Problem description
Copy every line of the data in which the word "Đánh" occurs.

Provided material
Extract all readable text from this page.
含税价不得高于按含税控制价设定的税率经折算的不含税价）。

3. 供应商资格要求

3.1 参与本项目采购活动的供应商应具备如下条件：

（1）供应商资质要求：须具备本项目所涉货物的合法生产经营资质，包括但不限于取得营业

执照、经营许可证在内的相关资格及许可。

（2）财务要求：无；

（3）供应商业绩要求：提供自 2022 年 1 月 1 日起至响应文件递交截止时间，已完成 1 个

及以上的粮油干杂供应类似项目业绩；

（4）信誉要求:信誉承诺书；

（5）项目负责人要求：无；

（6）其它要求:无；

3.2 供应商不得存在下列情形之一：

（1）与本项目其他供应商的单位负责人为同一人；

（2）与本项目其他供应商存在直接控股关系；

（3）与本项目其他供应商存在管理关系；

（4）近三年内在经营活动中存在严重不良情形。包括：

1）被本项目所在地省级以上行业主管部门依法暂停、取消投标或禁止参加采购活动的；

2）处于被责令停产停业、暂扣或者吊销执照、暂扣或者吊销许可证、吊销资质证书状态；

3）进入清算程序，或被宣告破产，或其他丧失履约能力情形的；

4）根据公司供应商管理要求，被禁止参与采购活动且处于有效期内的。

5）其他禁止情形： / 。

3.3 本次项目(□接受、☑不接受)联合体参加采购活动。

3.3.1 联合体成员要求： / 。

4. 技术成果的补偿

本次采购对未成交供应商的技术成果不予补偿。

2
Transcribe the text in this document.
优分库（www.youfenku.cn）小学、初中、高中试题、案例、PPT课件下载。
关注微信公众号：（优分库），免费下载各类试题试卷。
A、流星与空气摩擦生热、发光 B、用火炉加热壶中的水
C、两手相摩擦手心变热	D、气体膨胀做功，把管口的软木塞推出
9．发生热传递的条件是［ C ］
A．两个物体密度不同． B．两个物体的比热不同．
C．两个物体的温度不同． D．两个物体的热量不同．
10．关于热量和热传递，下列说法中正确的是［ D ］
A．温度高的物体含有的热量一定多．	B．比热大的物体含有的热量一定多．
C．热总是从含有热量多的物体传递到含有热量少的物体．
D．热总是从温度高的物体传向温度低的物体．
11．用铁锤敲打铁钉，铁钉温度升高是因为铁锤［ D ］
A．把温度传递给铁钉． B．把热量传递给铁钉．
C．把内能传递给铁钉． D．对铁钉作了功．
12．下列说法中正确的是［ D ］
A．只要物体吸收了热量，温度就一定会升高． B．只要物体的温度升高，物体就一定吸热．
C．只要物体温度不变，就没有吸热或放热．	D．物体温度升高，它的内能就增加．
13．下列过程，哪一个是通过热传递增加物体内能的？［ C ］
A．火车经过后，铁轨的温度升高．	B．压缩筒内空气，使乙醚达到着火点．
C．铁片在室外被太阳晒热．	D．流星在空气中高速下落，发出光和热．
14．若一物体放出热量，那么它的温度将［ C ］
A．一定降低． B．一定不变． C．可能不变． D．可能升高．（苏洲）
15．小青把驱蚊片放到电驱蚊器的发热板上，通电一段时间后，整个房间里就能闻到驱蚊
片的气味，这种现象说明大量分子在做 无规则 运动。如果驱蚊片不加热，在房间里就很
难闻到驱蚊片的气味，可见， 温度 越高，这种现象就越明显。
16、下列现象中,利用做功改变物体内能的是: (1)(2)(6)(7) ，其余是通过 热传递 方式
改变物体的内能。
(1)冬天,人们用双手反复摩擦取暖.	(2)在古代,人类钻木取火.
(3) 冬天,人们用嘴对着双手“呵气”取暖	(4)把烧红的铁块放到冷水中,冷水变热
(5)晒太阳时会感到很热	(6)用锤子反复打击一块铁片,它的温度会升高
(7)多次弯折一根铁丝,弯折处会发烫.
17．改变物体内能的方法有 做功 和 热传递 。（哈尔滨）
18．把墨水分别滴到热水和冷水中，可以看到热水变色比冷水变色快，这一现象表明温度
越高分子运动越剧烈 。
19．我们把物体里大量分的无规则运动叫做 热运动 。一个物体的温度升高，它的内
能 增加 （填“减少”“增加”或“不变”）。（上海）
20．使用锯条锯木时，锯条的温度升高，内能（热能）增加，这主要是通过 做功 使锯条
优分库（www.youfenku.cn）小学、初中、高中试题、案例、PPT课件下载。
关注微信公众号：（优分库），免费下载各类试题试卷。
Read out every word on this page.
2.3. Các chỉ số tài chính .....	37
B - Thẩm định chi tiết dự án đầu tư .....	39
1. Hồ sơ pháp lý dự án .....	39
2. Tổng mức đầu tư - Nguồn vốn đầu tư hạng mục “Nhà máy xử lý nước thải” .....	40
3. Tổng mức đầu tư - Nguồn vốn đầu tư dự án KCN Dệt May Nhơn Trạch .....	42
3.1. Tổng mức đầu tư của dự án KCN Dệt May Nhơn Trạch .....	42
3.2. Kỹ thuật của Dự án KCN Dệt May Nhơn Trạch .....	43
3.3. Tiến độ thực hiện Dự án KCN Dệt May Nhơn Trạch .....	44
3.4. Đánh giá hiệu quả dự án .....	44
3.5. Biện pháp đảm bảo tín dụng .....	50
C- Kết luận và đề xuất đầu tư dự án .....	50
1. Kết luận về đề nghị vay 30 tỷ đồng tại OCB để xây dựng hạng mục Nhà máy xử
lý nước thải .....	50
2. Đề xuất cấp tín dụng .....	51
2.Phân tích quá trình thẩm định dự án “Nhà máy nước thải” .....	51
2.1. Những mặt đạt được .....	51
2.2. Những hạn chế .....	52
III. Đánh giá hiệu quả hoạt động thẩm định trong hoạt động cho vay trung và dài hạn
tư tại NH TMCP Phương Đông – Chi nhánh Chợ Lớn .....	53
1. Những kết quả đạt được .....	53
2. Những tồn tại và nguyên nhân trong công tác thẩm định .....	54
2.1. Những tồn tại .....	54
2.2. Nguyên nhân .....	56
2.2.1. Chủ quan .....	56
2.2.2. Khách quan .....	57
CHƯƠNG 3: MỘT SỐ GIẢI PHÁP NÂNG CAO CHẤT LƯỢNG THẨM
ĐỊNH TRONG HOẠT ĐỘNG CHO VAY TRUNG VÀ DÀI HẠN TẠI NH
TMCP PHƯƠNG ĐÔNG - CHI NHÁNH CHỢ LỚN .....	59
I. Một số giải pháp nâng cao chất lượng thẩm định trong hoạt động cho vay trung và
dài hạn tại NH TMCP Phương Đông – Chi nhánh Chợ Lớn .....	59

Task output
3.4. Đánh giá hiệu quả dự án .....	44
III. Đánh giá hiệu quả hoạt động thẩm định trong hoạt động cho vay trung và dài hạn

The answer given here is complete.